About this task –
Output each entry verbatim.

(Records drawn from a dataset)
-- Opening Marker --

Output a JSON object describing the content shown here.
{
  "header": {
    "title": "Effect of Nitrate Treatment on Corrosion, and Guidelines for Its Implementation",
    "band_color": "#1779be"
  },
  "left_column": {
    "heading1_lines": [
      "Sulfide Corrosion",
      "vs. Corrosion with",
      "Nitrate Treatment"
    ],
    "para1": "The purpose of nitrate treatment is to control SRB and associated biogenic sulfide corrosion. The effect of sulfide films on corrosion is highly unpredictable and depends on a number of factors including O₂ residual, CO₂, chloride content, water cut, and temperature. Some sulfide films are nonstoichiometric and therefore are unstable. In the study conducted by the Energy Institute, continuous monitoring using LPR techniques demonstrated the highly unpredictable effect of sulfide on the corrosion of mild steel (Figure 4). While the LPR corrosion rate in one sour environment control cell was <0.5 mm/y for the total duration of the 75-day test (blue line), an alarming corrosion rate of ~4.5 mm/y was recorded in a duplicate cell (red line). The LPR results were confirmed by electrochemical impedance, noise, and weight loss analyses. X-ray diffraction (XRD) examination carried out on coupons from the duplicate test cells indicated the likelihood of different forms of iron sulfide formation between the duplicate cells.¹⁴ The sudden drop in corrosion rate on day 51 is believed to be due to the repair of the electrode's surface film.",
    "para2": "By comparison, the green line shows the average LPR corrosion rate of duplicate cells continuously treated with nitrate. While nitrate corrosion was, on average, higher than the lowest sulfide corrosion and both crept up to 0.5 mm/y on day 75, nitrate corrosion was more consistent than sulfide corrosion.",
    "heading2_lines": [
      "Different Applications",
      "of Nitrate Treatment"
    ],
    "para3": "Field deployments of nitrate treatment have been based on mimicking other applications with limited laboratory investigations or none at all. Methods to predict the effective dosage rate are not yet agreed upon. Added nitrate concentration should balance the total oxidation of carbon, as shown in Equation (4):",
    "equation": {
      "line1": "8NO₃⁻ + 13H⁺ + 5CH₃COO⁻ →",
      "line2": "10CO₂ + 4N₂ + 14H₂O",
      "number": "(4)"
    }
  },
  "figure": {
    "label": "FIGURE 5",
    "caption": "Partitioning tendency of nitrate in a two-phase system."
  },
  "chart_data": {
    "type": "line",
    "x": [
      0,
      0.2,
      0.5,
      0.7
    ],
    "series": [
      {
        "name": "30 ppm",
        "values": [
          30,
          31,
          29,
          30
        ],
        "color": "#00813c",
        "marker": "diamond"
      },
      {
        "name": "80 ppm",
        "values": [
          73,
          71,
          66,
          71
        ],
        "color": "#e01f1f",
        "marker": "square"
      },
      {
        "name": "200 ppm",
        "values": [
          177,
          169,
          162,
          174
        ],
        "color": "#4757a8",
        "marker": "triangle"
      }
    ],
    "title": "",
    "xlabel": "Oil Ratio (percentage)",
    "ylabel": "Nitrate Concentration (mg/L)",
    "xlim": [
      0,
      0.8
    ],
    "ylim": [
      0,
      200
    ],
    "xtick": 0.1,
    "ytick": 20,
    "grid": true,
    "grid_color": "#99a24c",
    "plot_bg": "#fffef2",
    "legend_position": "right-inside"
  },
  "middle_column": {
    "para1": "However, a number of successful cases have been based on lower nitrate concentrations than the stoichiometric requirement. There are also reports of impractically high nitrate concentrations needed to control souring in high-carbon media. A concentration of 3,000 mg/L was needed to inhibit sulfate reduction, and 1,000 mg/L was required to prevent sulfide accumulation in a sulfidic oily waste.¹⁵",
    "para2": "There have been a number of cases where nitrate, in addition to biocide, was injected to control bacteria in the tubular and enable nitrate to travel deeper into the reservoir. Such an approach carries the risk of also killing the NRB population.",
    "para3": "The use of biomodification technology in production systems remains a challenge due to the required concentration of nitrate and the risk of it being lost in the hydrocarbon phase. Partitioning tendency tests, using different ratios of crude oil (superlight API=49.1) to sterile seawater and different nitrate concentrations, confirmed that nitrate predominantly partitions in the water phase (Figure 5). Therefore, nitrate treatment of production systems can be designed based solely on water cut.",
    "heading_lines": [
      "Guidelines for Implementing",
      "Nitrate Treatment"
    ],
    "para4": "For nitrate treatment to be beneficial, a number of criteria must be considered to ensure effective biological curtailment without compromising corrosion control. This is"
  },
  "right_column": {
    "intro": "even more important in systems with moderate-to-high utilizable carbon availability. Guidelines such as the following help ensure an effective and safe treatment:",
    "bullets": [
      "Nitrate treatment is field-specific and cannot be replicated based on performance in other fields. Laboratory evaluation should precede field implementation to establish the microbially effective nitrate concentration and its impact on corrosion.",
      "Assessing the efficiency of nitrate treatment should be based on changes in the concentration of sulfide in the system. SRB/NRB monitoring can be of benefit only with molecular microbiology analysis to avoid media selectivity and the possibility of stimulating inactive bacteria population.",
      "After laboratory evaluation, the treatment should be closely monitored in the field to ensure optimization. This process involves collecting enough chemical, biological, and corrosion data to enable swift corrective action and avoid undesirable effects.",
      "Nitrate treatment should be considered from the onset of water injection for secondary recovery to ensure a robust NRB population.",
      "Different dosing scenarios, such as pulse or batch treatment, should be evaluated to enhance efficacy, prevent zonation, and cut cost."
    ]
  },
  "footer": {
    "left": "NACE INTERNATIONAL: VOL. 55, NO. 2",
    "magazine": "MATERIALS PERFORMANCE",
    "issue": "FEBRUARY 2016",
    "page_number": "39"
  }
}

-- Closing Marker --

Task output –
Output a JSON object describing the content shown here.
{
  "header": {
    "title": "Effect of Nitrate Treatment on Corrosion, and Guidelines for Its Implementation",
    "band_color": "#1779be"
  },
  "left_column": {
    "heading1_lines": [
      "Sulfide Corrosion",
      "vs. Corrosion with",
      "Nitrate Treatment"
    ],
    "para1": "The purpose of nitrate treatment is to control SRB and associated biogenic sulfide corrosion. The effect of sulfide films on corrosion is highly unpredictable and depends on a number of factors including O₂ residual, CO₂, chloride content, water cut, and temperature. Some sulfide films are nonstoichiometric and therefore are unstable. In the study conducted by the Energy Institute, continuous monitoring using LPR techniques demonstrated the highly unpredictable effect of sulfide on the corrosion of mild steel (Figure 4). While the LPR corrosion rate in one sour environment control cell was <0.5 mm/y for the total duration of the 75-day test (blue line), an alarming corrosion rate of ~4.5 mm/y was recorded in a duplicate cell (red line). The LPR results were confirmed by electrochemical impedance, noise, and weight loss analyses. X-ray diffraction (XRD) examination carried out on coupons from the duplicate test cells indicated the likelihood of different forms of iron sulfide formation between the duplicate cells.¹⁴ The sudden drop in corrosion rate on day 51 is believed to be due to the repair of the electrode's surface film.",
    "para2": "By comparison, the green line shows the average LPR corrosion rate of duplicate cells continuously treated with nitrate. While nitrate corrosion was, on average, higher than the lowest sulfide corrosion and both crept up to 0.5 mm/y on day 75, nitrate corrosion was more consistent than sulfide corrosion.",
    "heading2_lines": [
      "Different Applications",
      "of Nitrate Treatment"
    ],
    "para3": "Field deployments of nitrate treatment have been based on mimicking other applications with limited laboratory investigations or none at all. Methods to predict the effective dosage rate are not yet agreed upon. Added nitrate concentration should balance the total oxidation of carbon, as shown in Equation (4):",
    "equation": {
      "line1": "8NO₃⁻ + 13H⁺ + 5CH₃COO⁻ →",
      "line2": "10CO₂ + 4N₂ + 14H₂O",
      "number": "(4)"
    }
  },
  "figure": {
    "label": "FIGURE 5",
    "caption": "Partitioning tendency of nitrate in a two-phase system."
  },
  "chart_data": {
    "type": "line",
    "x": [
      0,
      0.2,
      0.5,
      0.7
    ],
    "series": [
      {
        "name": "30 ppm",
        "values": [
          30,
          31,
          29,
          30
        ],
        "color": "#00813c",
        "marker": "diamond"
      },
      {
        "name": "80 ppm",
        "values": [
          73,
          71,
          66,
          71
        ],
        "color": "#e01f1f",
        "marker": "square"
      },
      {
        "name": "200 ppm",
        "values": [
          177,
          169,
          162,
          174
        ],
        "color": "#4757a8",
        "marker": "triangle"
      }
    ],
    "title": "",
    "xlabel": "Oil Ratio (percentage)",
    "ylabel": "Nitrate Concentration (mg/L)",
    "xlim": [
      0,
      0.8
    ],
    "ylim": [
      0,
      200
    ],
    "xtick": 0.1,
    "ytick": 20,
    "grid": true,
    "grid_color": "#99a24c",
    "plot_bg": "#fffef2",
    "legend_position": "right-inside"
  },
  "middle_column": {
    "para1": "However, a number of successful cases have been based on lower nitrate concentrations than the stoichiometric requirement. There are also reports of impractically high nitrate concentrations needed to control souring in high-carbon media. A concentration of 3,000 mg/L was needed to inhibit sulfate reduction, and 1,000 mg/L was required to prevent sulfide accumulation in a sulfidic oily waste.¹⁵",
    "para2": "There have been a number of cases where nitrate, in addition to biocide, was injected to control bacteria in the tubular and enable nitrate to travel deeper into the reservoir. Such an approach carries the risk of also killing the NRB population.",
    "para3": "The use of biomodification technology in production systems remains a challenge due to the required concentration of nitrate and the risk of it being lost in the hydrocarbon phase. Partitioning tendency tests, using different ratios of crude oil (superlight API=49.1) to sterile seawater and different nitrate concentrations, confirmed that nitrate predominantly partitions in the water phase (Figure 5). Therefore, nitrate treatment of production systems can be designed based solely on water cut.",
    "heading_lines": [
      "Guidelines for Implementing",
      "Nitrate Treatment"
    ],
    "para4": "For nitrate treatment to be beneficial, a number of criteria must be considered to ensure effective biological curtailment without compromising corrosion control. This is"
  },
  "right_column": {
    "intro": "even more important in systems with moderate-to-high utilizable carbon availability. Guidelines such as the following help ensure an effective and safe treatment:",
    "bullets": [
      "Nitrate treatment is field-specific and cannot be replicated based on performance in other fields. Laboratory evaluation should precede field implementation to establish the microbially effective nitrate concentration and its impact on corrosion.",
      "Assessing the efficiency of nitrate treatment should be based on changes in the concentration of sulfide in the system. SRB/NRB monitoring can be of benefit only with molecular microbiology analysis to avoid media selectivity and the possibility of stimulating inactive bacteria population.",
      "After laboratory evaluation, the treatment should be closely monitored in the field to ensure optimization. This process involves collecting enough chemical, biological, and corrosion data to enable swift corrective action and avoid undesirable effects.",
      "Nitrate treatment should be considered from the onset of water injection for secondary recovery to ensure a robust NRB population.",
      "Different dosing scenarios, such as pulse or batch treatment, should be evaluated to enhance efficacy, prevent zonation, and cut cost."
    ]
  },
  "footer": {
    "left": "NACE INTERNATIONAL: VOL. 55, NO. 2",
    "magazine": "MATERIALS PERFORMANCE",
    "issue": "FEBRUARY 2016",
    "page_number": "39"
  }
}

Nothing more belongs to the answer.